DETTAGLI DELL'ESERCIZIO:
Continua il testo sulla riconferma di Raffaele Cattaneo come assessore regionale, riprendendo subito dopo la sua ultima frase.

BLOCCO DI TESTO:
RIPRENDE UN LAVORO ININTERROTTO CON LA GRAZIA DI UN NUOVO INIZIO



RIPRENDE UN LAVORO ININTERROTTO CON LA GRAZIA DI UN NUOVO INIZIORIPRENDE UN LAVORO ININTERROTTO CON LA GRAZIA DI UN NUOVO INIZIO

di Raffaele Cattaneo

Oggi il presidente Roberto Formigoni ha annunciato la nuova Giunta e mi ha riconfermato nell’incarico di Assessore alle Infrastrutture e Mobilità di Regione Lombardia. Si chiude dunque nel modo migliore l’impegno di questi mesi: potrà riprendere il lavoro cominciato quasi quattro anni fa con la stessa determinazione e con rinnovato slancio.

DATI DA ANALIZZARE:
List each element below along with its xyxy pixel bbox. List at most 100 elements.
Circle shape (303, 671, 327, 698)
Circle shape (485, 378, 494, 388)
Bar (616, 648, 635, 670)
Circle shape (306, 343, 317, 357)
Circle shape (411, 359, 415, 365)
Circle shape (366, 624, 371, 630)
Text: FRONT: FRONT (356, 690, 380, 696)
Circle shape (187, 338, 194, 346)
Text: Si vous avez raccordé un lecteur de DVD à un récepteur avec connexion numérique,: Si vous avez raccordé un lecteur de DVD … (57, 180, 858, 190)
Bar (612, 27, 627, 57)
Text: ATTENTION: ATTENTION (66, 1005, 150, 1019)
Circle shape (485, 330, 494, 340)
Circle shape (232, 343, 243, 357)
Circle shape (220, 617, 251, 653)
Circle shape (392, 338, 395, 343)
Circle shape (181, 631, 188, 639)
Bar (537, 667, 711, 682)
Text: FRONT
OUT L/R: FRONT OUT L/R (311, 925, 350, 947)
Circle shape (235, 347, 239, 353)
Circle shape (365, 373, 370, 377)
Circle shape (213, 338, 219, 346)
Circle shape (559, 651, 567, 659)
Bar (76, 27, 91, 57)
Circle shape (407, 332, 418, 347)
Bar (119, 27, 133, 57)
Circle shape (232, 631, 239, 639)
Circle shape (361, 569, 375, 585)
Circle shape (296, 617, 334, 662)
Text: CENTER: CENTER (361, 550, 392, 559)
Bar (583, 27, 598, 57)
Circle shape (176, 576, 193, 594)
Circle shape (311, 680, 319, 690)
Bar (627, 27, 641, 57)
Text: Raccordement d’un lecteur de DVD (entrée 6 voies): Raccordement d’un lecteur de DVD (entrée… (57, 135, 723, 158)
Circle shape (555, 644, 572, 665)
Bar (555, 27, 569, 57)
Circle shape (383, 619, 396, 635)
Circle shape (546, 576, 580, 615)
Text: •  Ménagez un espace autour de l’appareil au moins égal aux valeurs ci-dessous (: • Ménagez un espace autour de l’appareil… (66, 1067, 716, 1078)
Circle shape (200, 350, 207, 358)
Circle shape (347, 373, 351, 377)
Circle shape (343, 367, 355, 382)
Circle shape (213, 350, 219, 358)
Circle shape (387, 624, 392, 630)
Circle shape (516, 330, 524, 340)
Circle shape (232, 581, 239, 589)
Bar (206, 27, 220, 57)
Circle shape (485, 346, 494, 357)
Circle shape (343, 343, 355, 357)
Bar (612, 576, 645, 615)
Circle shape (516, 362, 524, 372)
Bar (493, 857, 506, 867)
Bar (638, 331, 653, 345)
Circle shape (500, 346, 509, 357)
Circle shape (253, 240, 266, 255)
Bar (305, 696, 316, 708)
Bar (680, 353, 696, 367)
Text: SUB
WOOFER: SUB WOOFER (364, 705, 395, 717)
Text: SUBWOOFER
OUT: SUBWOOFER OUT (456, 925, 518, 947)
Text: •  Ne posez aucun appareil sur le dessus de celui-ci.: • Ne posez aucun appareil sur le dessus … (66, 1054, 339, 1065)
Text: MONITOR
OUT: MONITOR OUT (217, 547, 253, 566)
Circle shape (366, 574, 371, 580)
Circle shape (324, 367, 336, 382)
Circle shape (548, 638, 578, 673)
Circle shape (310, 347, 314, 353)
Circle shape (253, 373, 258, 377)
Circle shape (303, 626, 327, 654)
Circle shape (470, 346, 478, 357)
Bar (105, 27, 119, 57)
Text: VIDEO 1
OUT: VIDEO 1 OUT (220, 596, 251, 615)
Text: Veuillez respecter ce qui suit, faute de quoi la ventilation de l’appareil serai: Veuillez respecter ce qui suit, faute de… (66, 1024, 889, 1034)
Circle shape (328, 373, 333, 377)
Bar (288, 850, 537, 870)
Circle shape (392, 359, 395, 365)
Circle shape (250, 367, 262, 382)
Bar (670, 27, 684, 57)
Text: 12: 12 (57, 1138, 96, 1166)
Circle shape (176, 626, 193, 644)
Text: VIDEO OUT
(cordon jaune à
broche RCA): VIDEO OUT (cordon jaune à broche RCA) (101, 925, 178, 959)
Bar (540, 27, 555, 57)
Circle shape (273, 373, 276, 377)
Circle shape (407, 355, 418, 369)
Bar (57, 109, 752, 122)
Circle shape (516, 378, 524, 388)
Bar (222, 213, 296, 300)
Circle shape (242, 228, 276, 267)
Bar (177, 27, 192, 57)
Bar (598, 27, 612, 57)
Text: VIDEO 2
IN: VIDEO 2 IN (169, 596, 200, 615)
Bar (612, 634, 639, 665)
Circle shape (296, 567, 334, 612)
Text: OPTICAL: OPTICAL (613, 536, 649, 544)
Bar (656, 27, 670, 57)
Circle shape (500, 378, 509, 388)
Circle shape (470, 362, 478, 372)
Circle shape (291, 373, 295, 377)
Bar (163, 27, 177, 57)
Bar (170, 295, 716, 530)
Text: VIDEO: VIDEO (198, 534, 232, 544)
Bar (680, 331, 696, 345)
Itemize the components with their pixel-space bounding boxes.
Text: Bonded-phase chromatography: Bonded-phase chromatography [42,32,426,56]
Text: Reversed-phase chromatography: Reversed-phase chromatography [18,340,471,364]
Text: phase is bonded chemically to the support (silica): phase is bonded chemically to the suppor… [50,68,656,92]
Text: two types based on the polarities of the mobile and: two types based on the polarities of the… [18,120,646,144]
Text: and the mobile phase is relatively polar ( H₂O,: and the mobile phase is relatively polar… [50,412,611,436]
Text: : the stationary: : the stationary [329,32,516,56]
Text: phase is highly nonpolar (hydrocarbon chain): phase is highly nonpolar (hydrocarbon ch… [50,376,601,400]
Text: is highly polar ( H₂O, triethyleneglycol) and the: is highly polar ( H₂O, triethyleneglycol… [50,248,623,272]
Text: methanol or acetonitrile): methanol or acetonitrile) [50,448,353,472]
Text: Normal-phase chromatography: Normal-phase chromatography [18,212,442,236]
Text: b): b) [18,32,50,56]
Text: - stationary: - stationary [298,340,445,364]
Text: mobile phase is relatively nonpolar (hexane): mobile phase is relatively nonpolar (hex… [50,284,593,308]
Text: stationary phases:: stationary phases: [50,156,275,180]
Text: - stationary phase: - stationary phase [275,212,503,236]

RISULTATO:
Ogni nuovo inizio però ha la sua Grazia! Qual è dunque quella di questo momento, al di là e più a fondo della pur comprensibile e legittima soddisfazione? Sarebbe infatti un errore ridurre tutto quanto accaduto in questi mesi alla pura e semplice possibilità di ricominciare da dove eravamo rimasti. Certo: in mezzo c’è stata una importante vittoria elettorale, oggi mi viene attribuita una nuova responsabilità di governo, ma è tutto qui?
Io credo di no: quello che è accaduto in queste settimane ha cambiato la prospettiva, la legittimazione e il contenuto del mio lavoro!

Desidero “iniziare” questo nuovo mandato nel segno di una rinnovata responsabilità, dedicando la mia riconferma a tutti quelli che mi sono stati vicino in questo appassionante percorso. Un percorso iniziato con la cena del 29 settembre 2009, in cui annunciavo l’intenzione di candidarmi sul territorio, passato attraverso le settimane della campagna elettorale, lo scrutinio del 29 marzo per arrivare fino ad oggi.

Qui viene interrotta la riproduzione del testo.